Task description:
In the entries below, find the lines that contain the word "title" and copy them.

Data supplied:

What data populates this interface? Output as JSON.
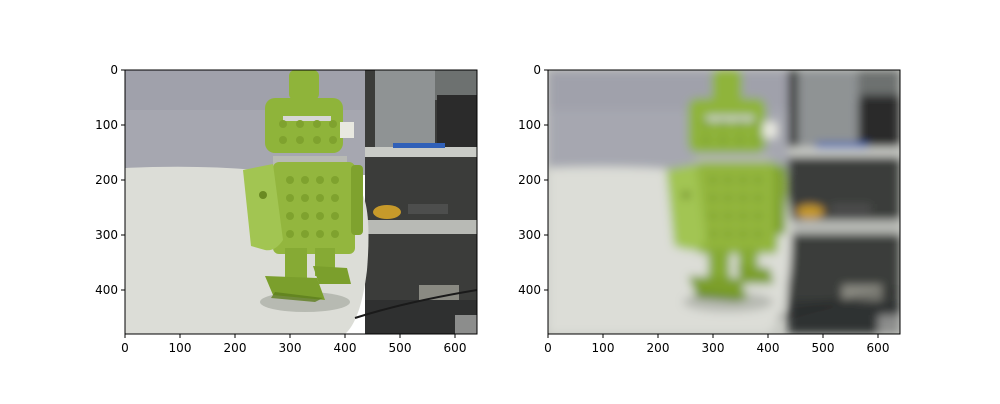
{
  "figure": {
    "panels": [
      {
        "id": "left",
        "title": "",
        "x_ticks": [
          "0",
          "100",
          "200",
          "300",
          "400",
          "500",
          "600"
        ],
        "y_ticks": [
          "0",
          "100",
          "200",
          "300",
          "400"
        ],
        "x_range": [
          0,
          640
        ],
        "y_range": [
          480,
          0
        ],
        "image_description": "sharp photo: green LEGO Android robot on white round table, shelves with tools behind"
      },
      {
        "id": "right",
        "title": "",
        "x_ticks": [
          "0",
          "100",
          "200",
          "300",
          "400",
          "500",
          "600"
        ],
        "y_ticks": [
          "0",
          "100",
          "200",
          "300",
          "400"
        ],
        "x_range": [
          0,
          640
        ],
        "y_range": [
          480,
          0
        ],
        "image_description": "blurred version of the same photo"
      }
    ],
    "colors": {
      "robot_green": "#8fb43a",
      "robot_dark": "#6d8e26",
      "table": "#d9dcd3",
      "wall": "#a9aab3",
      "shelf_bg": "#3a3b3a"
    }
  }
}
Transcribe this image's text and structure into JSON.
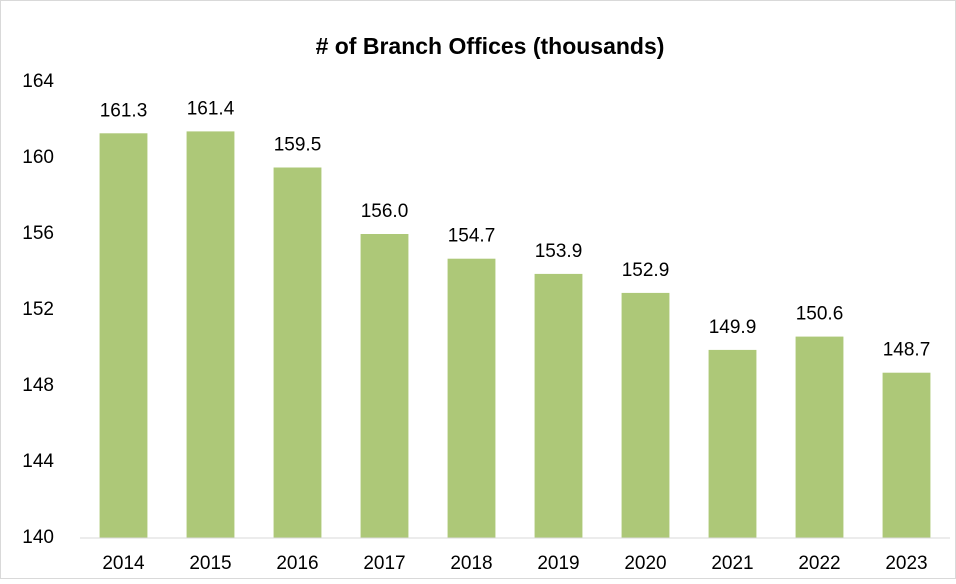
{
  "chart_data": {
    "type": "bar",
    "title": "# of Branch Offices (thousands)",
    "categories": [
      "2014",
      "2015",
      "2016",
      "2017",
      "2018",
      "2019",
      "2020",
      "2021",
      "2022",
      "2023"
    ],
    "values": [
      161.3,
      161.4,
      159.5,
      156.0,
      154.7,
      153.9,
      152.9,
      149.9,
      150.6,
      148.7
    ],
    "value_labels": [
      "161.3",
      "161.4",
      "159.5",
      "156.0",
      "154.7",
      "153.9",
      "152.9",
      "149.9",
      "150.6",
      "148.7"
    ],
    "color": "#adc878",
    "ylim": [
      140,
      164
    ],
    "yticks": [
      140,
      144,
      148,
      152,
      156,
      160,
      164
    ],
    "grid": false
  }
}
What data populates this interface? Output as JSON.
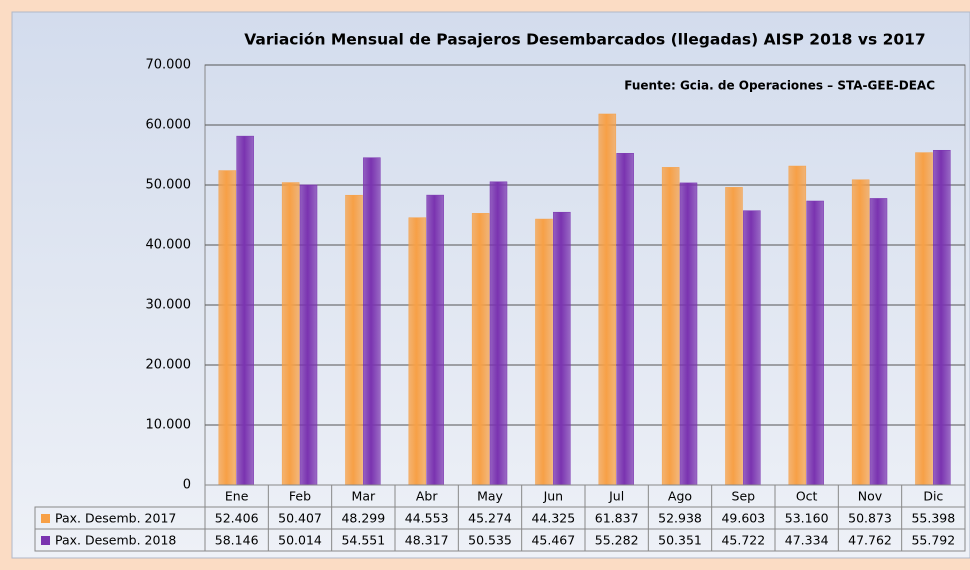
{
  "chart_data": {
    "type": "bar",
    "title": "Variación Mensual de Pasajeros Desembarcados (llegadas) AISP 2018 vs 2017",
    "annotation": "Fuente: Gcia. de Operaciones – STA-GEE-DEAC",
    "categories": [
      "Ene",
      "Feb",
      "Mar",
      "Abr",
      "May",
      "Jun",
      "Jul",
      "Ago",
      "Sep",
      "Oct",
      "Nov",
      "Dic"
    ],
    "series": [
      {
        "name": "Pax. Desemb. 2017",
        "color": "#f7a046",
        "values": [
          52406,
          50407,
          48299,
          44553,
          45274,
          44325,
          61837,
          52938,
          49603,
          53160,
          50873,
          55398
        ],
        "value_labels": [
          "52.406",
          "50.407",
          "48.299",
          "44.553",
          "45.274",
          "44.325",
          "61.837",
          "52.938",
          "49.603",
          "53.160",
          "50.873",
          "55.398"
        ]
      },
      {
        "name": "Pax. Desemb. 2018",
        "color": "#7a33b0",
        "values": [
          58146,
          50014,
          54551,
          48317,
          50535,
          45467,
          55282,
          50351,
          45722,
          47334,
          47762,
          55792
        ],
        "value_labels": [
          "58.146",
          "50.014",
          "54.551",
          "48.317",
          "50.535",
          "45.467",
          "55.282",
          "50.351",
          "45.722",
          "47.334",
          "47.762",
          "55.792"
        ]
      }
    ],
    "ylim": [
      0,
      70000
    ],
    "yticks": [
      0,
      {
        "value": 10000,
        "label": "10.000"
      },
      {
        "value": 20000,
        "label": "20.000"
      },
      {
        "value": 30000,
        "label": "30.000"
      },
      {
        "value": 40000,
        "label": "40.000"
      },
      {
        "value": 50000,
        "label": "50.000"
      },
      {
        "value": 60000,
        "label": "60.000"
      },
      {
        "value": 70000,
        "label": "70.000"
      }
    ],
    "grid": true
  }
}
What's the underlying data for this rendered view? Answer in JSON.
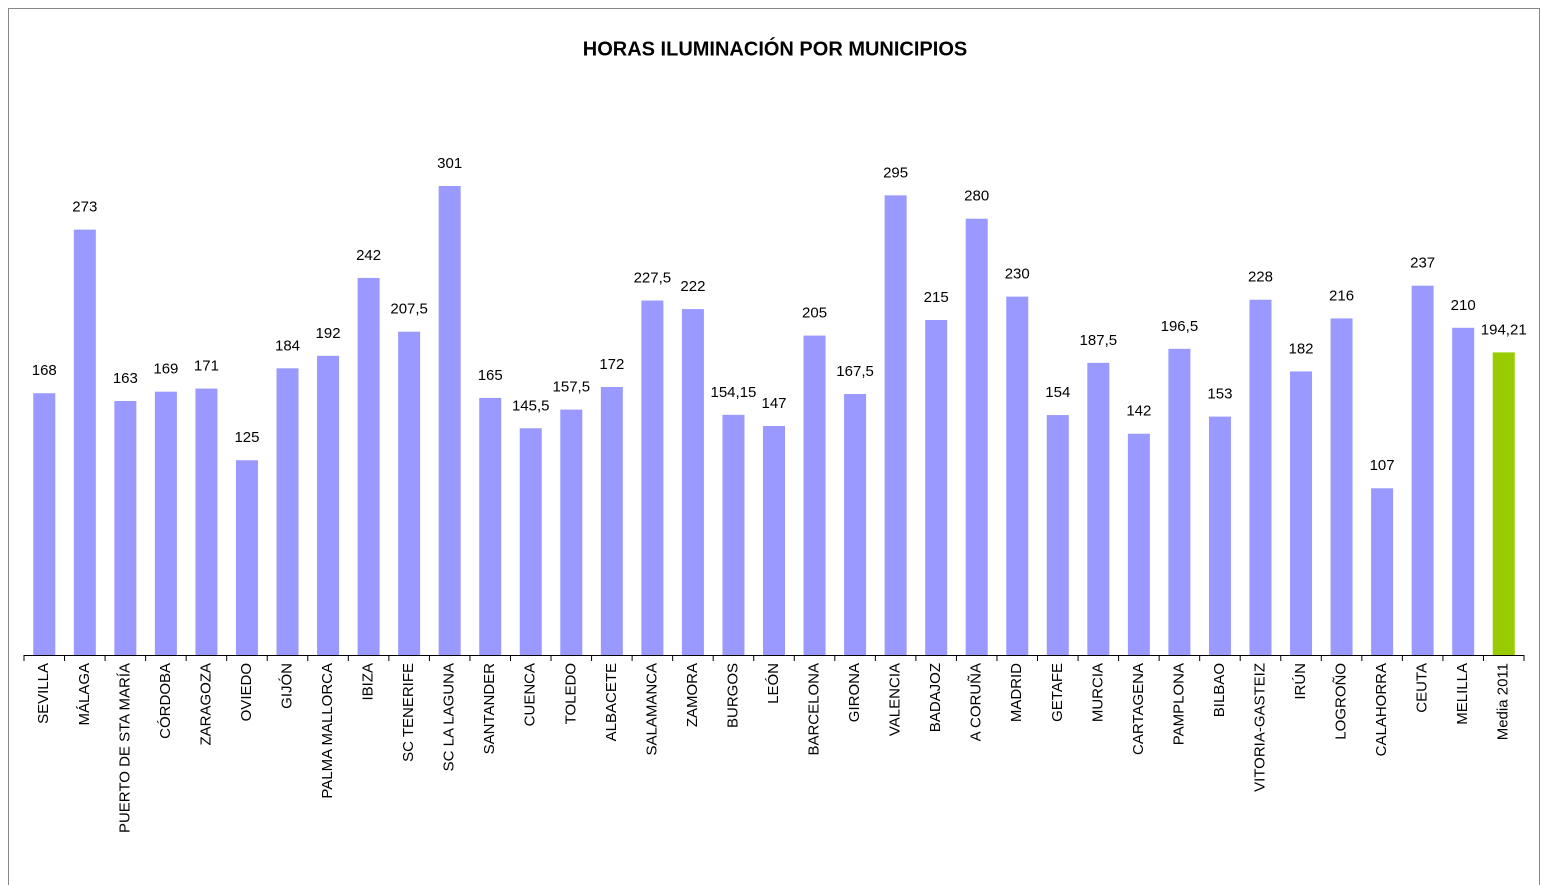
{
  "chart_data": {
    "type": "bar",
    "title": "HORAS ILUMINACIÓN POR MUNICIPIOS",
    "categories": [
      "SEVILLA",
      "MÁLAGA",
      "PUERTO DE STA MARÍA",
      "CÓRDOBA",
      "ZARAGOZA",
      "OVIEDO",
      "GIJÓN",
      "PALMA MALLORCA",
      "IBIZA",
      "SC TENERIFE",
      "SC LA LAGUNA",
      "SANTANDER",
      "CUENCA",
      "TOLEDO",
      "ALBACETE",
      "SALAMANCA",
      "ZAMORA",
      "BURGOS",
      "LEÓN",
      "BARCELONA",
      "GIRONA",
      "VALENCIA",
      "BADAJOZ",
      "A CORUÑA",
      "MADRID",
      "GETAFE",
      "MURCIA",
      "CARTAGENA",
      "PAMPLONA",
      "BILBAO",
      "VITORIA-GASTEIZ",
      "IRÚN",
      "LOGROÑO",
      "CALAHORRA",
      "CEUTA",
      "MELILLA",
      "Media 2011"
    ],
    "values": [
      168,
      273,
      163,
      169,
      171,
      125,
      184,
      192,
      242,
      207.5,
      301,
      165,
      145.5,
      157.5,
      172,
      227.5,
      222,
      154.15,
      147,
      205,
      167.5,
      295,
      215,
      280,
      230,
      154,
      187.5,
      142,
      196.5,
      153,
      228,
      182,
      216,
      107,
      237,
      210,
      194.21
    ],
    "value_labels": [
      "168",
      "273",
      "163",
      "169",
      "171",
      "125",
      "184",
      "192",
      "242",
      "207,5",
      "301",
      "165",
      "145,5",
      "157,5",
      "172",
      "227,5",
      "222",
      "154,15",
      "147",
      "205",
      "167,5",
      "295",
      "215",
      "280",
      "230",
      "154",
      "187,5",
      "142",
      "196,5",
      "153",
      "228",
      "182",
      "216",
      "107",
      "237",
      "210",
      "194,21"
    ],
    "colors": [
      "#9999ff",
      "#9999ff",
      "#9999ff",
      "#9999ff",
      "#9999ff",
      "#9999ff",
      "#9999ff",
      "#9999ff",
      "#9999ff",
      "#9999ff",
      "#9999ff",
      "#9999ff",
      "#9999ff",
      "#9999ff",
      "#9999ff",
      "#9999ff",
      "#9999ff",
      "#9999ff",
      "#9999ff",
      "#9999ff",
      "#9999ff",
      "#9999ff",
      "#9999ff",
      "#9999ff",
      "#9999ff",
      "#9999ff",
      "#9999ff",
      "#9999ff",
      "#9999ff",
      "#9999ff",
      "#9999ff",
      "#9999ff",
      "#9999ff",
      "#9999ff",
      "#9999ff",
      "#9999ff",
      "#99cc00"
    ]
  }
}
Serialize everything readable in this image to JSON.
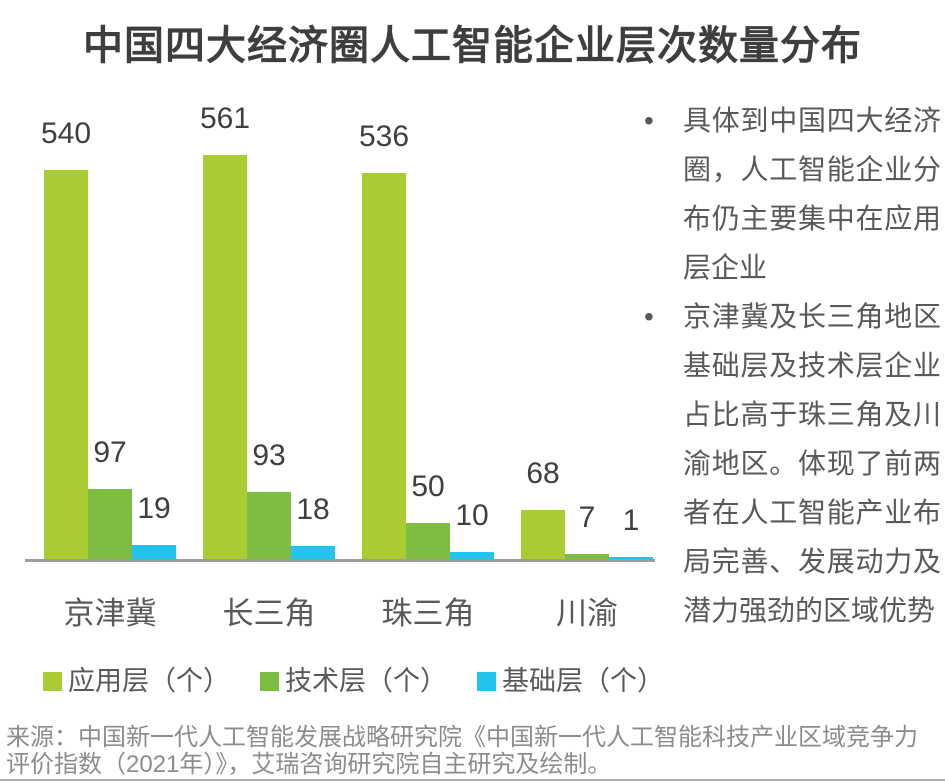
{
  "chart_data": {
    "type": "bar",
    "title": "中国四大经济圈人工智能企业层次数量分布",
    "categories": [
      "京津冀",
      "长三角",
      "珠三角",
      "川渝"
    ],
    "series": [
      {
        "name": "应用层（个）",
        "color": "#a9cc33",
        "values": [
          540,
          561,
          536,
          68
        ]
      },
      {
        "name": "技术层（个）",
        "color": "#7dbe42",
        "values": [
          97,
          93,
          50,
          7
        ]
      },
      {
        "name": "基础层（个）",
        "color": "#22c3ee",
        "values": [
          19,
          18,
          10,
          1
        ]
      }
    ],
    "ylim": [
      0,
      600
    ],
    "value_labels": true,
    "grid": false,
    "y_axis_visible": false,
    "legend_position": "bottom-left"
  },
  "notes": {
    "bullet_char": "•",
    "items": [
      "具体到中国四大经济圈，人工智能企业分布仍主要集中在应用层企业",
      "京津冀及长三角地区基础层及技术层企业占比高于珠三角及川渝地区。体现了前两者在人工智能产业布局完善、发展动力及潜力强劲的区域优势"
    ]
  },
  "source": "来源：中国新一代人工智能发展战略研究院《中国新一代人工智能科技产业区域竞争力评价指数（2021年）》，艾瑞咨询研究院自主研究及绘制。",
  "colors": {
    "title": "#3e3e3e",
    "value_label": "#3f3f3f",
    "category": "#595959",
    "note_text": "#595959",
    "source_text": "#8c8c8c",
    "axis": "#9c9c9c",
    "divider": "#b0b0b0"
  }
}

Complete response:
        "title": "",
        "title": "",
    "title": "# of Branch Offices (thousands)",
    "title": "Variación Mensual de Pasajeros Desembarcados (llegadas) AISP 2018 vs 2017",
    "title": "HORAS ILUMINACIÓN POR MUNICIPIOS",
    "title": "中国四大经济圈人工智能企业层次数量分布",
    "title": "#3e3e3e",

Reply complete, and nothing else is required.